In the material below, find every line with "name" and pull it out.

+++++

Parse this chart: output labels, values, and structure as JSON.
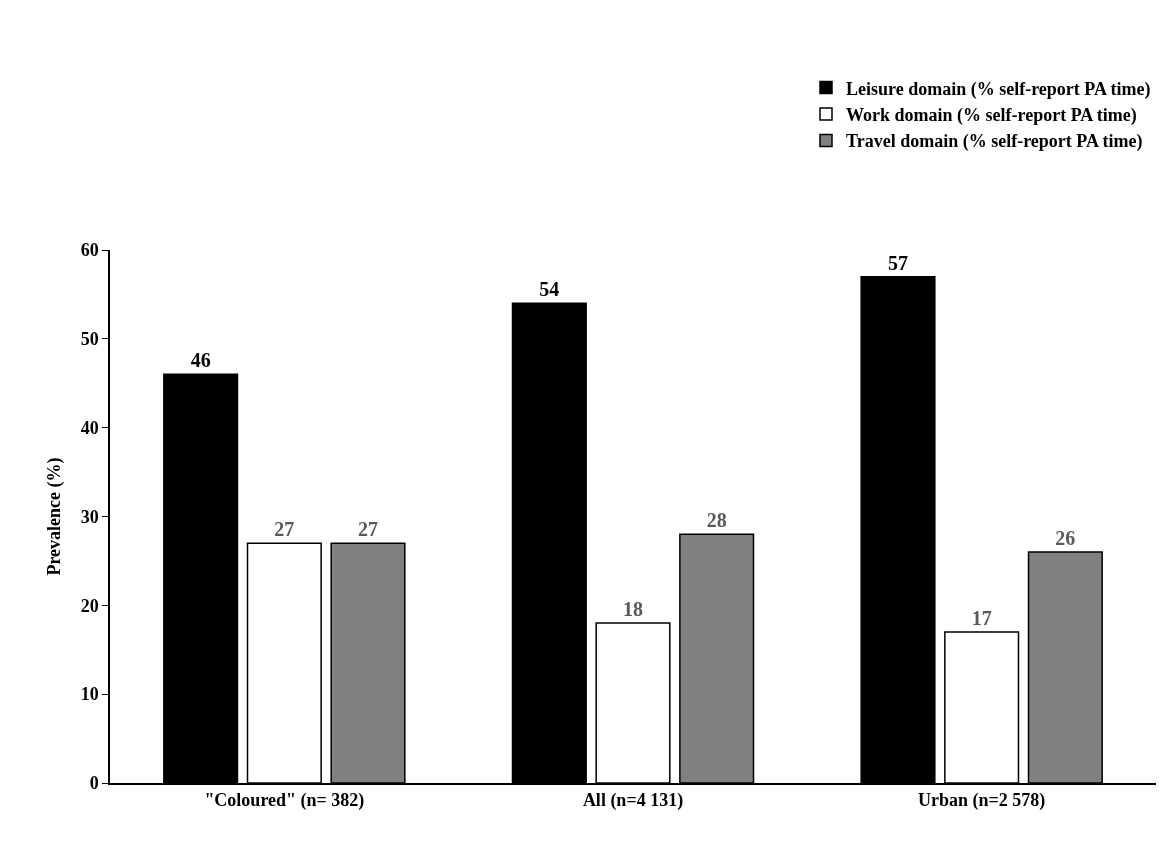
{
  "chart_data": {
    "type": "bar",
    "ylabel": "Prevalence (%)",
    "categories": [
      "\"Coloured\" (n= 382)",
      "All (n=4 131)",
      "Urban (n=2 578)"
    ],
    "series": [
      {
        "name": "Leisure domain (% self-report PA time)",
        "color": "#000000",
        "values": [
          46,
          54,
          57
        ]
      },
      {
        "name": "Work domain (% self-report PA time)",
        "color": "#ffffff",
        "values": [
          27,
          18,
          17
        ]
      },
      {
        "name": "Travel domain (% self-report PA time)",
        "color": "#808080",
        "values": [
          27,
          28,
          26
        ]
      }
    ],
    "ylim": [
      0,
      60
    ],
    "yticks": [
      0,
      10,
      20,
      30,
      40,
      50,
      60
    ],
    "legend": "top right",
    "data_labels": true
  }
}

+++++

## [EXERCISE OUTPUT]
        "name": "Leisure domain (% self-report PA time)",
        "name": "Work domain (% self-report PA time)",
        "name": "Travel domain (% self-report PA time)",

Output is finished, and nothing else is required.